**WORKING DATA:**
□ □ □
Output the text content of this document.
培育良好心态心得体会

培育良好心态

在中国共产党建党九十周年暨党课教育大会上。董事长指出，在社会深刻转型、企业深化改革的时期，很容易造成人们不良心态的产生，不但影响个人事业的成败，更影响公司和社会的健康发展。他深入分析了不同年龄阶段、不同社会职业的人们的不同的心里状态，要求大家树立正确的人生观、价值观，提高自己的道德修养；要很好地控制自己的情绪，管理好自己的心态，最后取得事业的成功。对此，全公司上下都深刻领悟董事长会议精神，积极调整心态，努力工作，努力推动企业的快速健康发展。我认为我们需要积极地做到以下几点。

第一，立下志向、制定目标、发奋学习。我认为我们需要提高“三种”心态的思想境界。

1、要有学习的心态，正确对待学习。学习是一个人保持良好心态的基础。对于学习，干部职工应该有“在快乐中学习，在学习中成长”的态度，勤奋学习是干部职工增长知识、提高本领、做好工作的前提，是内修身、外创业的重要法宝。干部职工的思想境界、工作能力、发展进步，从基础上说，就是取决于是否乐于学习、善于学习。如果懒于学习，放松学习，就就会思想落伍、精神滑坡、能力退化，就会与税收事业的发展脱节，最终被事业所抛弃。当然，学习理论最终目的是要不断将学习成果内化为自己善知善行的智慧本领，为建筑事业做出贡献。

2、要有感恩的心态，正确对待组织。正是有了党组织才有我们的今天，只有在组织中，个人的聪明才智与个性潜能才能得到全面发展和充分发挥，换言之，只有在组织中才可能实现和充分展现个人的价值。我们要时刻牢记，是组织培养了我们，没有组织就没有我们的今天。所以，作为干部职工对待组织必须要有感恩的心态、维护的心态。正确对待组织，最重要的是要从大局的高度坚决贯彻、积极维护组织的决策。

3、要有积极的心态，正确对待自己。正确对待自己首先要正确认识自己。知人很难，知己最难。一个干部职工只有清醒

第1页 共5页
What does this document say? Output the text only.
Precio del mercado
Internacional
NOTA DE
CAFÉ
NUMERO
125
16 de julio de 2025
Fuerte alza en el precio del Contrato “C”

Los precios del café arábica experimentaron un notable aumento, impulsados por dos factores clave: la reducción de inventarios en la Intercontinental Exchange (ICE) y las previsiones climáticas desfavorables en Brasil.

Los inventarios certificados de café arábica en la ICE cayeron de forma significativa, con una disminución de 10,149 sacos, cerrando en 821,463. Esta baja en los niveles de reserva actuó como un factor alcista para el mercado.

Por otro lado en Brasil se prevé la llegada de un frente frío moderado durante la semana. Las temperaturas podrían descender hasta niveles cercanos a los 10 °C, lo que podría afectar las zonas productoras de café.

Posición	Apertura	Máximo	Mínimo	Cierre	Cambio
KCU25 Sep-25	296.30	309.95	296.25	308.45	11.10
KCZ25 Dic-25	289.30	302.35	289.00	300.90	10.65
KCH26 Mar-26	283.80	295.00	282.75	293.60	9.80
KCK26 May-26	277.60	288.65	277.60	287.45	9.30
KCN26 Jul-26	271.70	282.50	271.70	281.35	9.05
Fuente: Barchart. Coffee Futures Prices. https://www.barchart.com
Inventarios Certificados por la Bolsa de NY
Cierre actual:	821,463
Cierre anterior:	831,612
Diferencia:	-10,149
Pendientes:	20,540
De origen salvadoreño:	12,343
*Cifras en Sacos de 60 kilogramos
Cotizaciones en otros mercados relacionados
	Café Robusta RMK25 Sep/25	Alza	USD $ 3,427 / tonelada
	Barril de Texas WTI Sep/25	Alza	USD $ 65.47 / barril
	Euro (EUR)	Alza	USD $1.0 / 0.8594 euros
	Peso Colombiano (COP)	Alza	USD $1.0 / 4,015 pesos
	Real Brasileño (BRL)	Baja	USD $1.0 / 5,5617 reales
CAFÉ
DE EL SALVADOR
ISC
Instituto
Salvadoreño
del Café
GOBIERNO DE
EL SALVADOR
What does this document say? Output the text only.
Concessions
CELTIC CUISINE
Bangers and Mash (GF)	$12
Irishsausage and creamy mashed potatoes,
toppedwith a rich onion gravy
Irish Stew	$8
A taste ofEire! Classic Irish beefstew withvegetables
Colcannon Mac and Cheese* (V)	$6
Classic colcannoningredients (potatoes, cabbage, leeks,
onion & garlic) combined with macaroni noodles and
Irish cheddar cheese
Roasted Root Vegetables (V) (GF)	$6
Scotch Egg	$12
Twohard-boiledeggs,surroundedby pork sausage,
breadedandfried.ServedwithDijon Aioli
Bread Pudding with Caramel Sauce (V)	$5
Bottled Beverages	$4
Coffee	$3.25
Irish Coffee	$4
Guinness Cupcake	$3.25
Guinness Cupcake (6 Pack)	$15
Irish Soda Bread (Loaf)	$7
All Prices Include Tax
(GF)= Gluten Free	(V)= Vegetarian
□ □ □
**WHAT YOU SHOULD DO:** Write the complete data out, exactly as above.

**OUTPUT BELOW:**
Output the text content of this document.
培育良好心态心得体会

培育良好心态

在中国共产党建党九十周年暨党课教育大会上。董事长指出，在社会深刻转型、企业深化改革的时期，很容易造成人们不良心态的产生，不但影响个人事业的成败，更影响公司和社会的健康发展。他深入分析了不同年龄阶段、不同社会职业的人们的不同的心里状态，要求大家树立正确的人生观、价值观，提高自己的道德修养；要很好地控制自己的情绪，管理好自己的心态，最后取得事业的成功。对此，全公司上下都深刻领悟董事长会议精神，积极调整心态，努力工作，努力推动企业的快速健康发展。我认为我们需要积极地做到以下几点。

第一，立下志向、制定目标、发奋学习。我认为我们需要提高“三种”心态的思想境界。

1、要有学习的心态，正确对待学习。学习是一个人保持良好心态的基础。对于学习，干部职工应该有“在快乐中学习，在学习中成长”的态度，勤奋学习是干部职工增长知识、提高本领、做好工作的前提，是内修身、外创业的重要法宝。干部职工的思想境界、工作能力、发展进步，从基础上说，就是取决于是否乐于学习、善于学习。如果懒于学习，放松学习，就就会思想落伍、精神滑坡、能力退化，就会与税收事业的发展脱节，最终被事业所抛弃。当然，学习理论最终目的是要不断将学习成果内化为自己善知善行的智慧本领，为建筑事业做出贡献。

2、要有感恩的心态，正确对待组织。正是有了党组织才有我们的今天，只有在组织中，个人的聪明才智与个性潜能才能得到全面发展和充分发挥，换言之，只有在组织中才可能实现和充分展现个人的价值。我们要时刻牢记，是组织培养了我们，没有组织就没有我们的今天。所以，作为干部职工对待组织必须要有感恩的心态、维护的心态。正确对待组织，最重要的是要从大局的高度坚决贯彻、积极维护组织的决策。

3、要有积极的心态，正确对待自己。正确对待自己首先要正确认识自己。知人很难，知己最难。一个干部职工只有清醒

第1页 共5页
What does this document say? Output the text only.
Precio del mercado
Internacional
NOTA DE
CAFÉ
NUMERO
125
16 de julio de 2025
Fuerte alza en el precio del Contrato “C”

Los precios del café arábica experimentaron un notable aumento, impulsados por dos factores clave: la reducción de inventarios en la Intercontinental Exchange (ICE) y las previsiones climáticas desfavorables en Brasil.

Los inventarios certificados de café arábica en la ICE cayeron de forma significativa, con una disminución de 10,149 sacos, cerrando en 821,463. Esta baja en los niveles de reserva actuó como un factor alcista para el mercado.

Por otro lado en Brasil se prevé la llegada de un frente frío moderado durante la semana. Las temperaturas podrían descender hasta niveles cercanos a los 10 °C, lo que podría afectar las zonas productoras de café.

Posición	Apertura	Máximo	Mínimo	Cierre	Cambio
KCU25 Sep-25	296.30	309.95	296.25	308.45	11.10
KCZ25 Dic-25	289.30	302.35	289.00	300.90	10.65
KCH26 Mar-26	283.80	295.00	282.75	293.60	9.80
KCK26 May-26	277.60	288.65	277.60	287.45	9.30
KCN26 Jul-26	271.70	282.50	271.70	281.35	9.05
Fuente: Barchart. Coffee Futures Prices. https://www.barchart.com
Inventarios Certificados por la Bolsa de NY
Cierre actual:	821,463
Cierre anterior:	831,612
Diferencia:	-10,149
Pendientes:	20,540
De origen salvadoreño:	12,343
*Cifras en Sacos de 60 kilogramos
Cotizaciones en otros mercados relacionados
	Café Robusta RMK25 Sep/25	Alza	USD $ 3,427 / tonelada
	Barril de Texas WTI Sep/25	Alza	USD $ 65.47 / barril
	Euro (EUR)	Alza	USD $1.0 / 0.8594 euros
	Peso Colombiano (COP)	Alza	USD $1.0 / 4,015 pesos
	Real Brasileño (BRL)	Baja	USD $1.0 / 5,5617 reales
CAFÉ
DE EL SALVADOR
ISC
Instituto
Salvadoreño
del Café
GOBIERNO DE
EL SALVADOR
What does this document say? Output the text only.
Concessions
CELTIC CUISINE
Bangers and Mash (GF)	$12
Irishsausage and creamy mashed potatoes,
toppedwith a rich onion gravy
Irish Stew	$8
A taste ofEire! Classic Irish beefstew withvegetables
Colcannon Mac and Cheese* (V)	$6
Classic colcannoningredients (potatoes, cabbage, leeks,
onion & garlic) combined with macaroni noodles and
Irish cheddar cheese
Roasted Root Vegetables (V) (GF)	$6
Scotch Egg	$12
Twohard-boiledeggs,surroundedby pork sausage,
breadedandfried.ServedwithDijon Aioli
Bread Pudding with Caramel Sauce (V)	$5
Bottled Beverages	$4
Coffee	$3.25
Irish Coffee	$4
Guinness Cupcake	$3.25
Guinness Cupcake (6 Pack)	$15
Irish Soda Bread (Loaf)	$7
All Prices Include Tax
(GF)= Gluten Free	(V)= Vegetarian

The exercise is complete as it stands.